Your answer is a single number: the count of lines that contain the string "不正确的一项是".

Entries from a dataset
┌────────

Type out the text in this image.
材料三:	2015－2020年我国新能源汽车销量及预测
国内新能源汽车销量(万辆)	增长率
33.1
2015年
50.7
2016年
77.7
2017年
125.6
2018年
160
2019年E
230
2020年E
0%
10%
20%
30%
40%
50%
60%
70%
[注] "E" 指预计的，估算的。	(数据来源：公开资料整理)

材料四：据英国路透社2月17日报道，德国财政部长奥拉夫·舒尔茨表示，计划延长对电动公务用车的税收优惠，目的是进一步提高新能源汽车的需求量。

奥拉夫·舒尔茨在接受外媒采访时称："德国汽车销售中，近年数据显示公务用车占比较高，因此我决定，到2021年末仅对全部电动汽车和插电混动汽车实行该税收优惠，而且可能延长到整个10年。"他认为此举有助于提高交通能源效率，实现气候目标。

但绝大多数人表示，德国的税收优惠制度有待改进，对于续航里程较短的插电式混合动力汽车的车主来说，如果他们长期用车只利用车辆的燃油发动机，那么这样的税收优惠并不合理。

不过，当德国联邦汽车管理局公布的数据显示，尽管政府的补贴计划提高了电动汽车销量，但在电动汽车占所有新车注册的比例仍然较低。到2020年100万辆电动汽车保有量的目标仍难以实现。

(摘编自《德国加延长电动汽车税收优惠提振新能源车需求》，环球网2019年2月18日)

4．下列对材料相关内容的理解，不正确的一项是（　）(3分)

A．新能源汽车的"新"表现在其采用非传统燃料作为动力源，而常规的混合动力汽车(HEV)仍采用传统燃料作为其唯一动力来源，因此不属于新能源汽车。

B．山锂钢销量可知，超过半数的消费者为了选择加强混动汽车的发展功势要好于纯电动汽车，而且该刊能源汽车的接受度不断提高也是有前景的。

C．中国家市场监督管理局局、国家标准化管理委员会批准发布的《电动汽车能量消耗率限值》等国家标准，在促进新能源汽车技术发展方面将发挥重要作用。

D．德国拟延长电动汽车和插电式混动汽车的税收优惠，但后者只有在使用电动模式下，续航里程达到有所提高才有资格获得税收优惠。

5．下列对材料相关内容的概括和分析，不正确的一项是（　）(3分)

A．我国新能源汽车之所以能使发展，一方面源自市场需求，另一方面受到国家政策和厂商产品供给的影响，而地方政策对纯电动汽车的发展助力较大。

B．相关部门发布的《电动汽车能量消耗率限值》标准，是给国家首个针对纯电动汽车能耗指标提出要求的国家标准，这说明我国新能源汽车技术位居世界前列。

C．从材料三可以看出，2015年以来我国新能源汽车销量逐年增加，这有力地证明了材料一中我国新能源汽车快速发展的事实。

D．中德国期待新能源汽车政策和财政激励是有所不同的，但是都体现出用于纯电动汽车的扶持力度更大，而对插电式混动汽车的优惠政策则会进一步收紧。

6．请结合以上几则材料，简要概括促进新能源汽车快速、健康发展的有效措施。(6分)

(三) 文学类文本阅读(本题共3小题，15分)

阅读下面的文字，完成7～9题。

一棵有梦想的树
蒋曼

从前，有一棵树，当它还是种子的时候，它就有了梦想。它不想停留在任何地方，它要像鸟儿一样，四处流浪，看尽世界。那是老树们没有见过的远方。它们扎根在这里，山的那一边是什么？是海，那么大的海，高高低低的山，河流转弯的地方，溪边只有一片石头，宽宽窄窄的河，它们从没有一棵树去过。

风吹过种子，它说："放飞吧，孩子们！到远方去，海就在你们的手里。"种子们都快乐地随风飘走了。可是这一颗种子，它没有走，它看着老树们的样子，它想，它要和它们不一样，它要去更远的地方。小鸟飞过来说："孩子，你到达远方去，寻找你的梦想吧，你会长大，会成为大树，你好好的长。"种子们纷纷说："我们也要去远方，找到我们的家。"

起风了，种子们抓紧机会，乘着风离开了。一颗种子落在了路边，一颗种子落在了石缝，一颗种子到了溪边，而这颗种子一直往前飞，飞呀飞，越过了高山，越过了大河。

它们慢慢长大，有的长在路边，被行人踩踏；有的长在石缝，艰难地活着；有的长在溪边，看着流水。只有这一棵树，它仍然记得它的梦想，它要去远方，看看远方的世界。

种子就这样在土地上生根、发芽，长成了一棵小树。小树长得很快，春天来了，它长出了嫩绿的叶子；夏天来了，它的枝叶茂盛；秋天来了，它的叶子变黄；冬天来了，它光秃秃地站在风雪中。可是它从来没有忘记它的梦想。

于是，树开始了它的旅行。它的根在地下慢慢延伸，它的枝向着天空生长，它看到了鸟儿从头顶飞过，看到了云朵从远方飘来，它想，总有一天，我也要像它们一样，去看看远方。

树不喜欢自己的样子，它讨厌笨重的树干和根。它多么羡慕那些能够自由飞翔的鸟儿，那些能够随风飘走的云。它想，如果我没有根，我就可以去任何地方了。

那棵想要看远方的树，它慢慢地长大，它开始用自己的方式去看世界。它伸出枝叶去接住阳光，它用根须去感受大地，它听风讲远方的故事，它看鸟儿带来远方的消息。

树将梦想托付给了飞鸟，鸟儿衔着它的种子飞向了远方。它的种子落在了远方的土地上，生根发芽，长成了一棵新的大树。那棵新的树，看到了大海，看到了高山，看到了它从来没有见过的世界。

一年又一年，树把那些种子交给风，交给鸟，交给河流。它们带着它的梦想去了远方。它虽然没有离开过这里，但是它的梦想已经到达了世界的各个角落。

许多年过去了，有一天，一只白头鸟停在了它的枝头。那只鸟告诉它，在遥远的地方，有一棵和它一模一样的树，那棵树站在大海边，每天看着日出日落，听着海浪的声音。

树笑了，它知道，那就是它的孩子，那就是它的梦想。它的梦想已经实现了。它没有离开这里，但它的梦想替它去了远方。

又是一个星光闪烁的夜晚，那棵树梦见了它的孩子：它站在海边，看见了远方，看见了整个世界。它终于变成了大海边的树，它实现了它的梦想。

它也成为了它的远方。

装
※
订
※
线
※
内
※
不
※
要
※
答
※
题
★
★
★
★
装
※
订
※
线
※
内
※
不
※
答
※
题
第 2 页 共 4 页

└────────

* COMPLETE RESPONSE: 2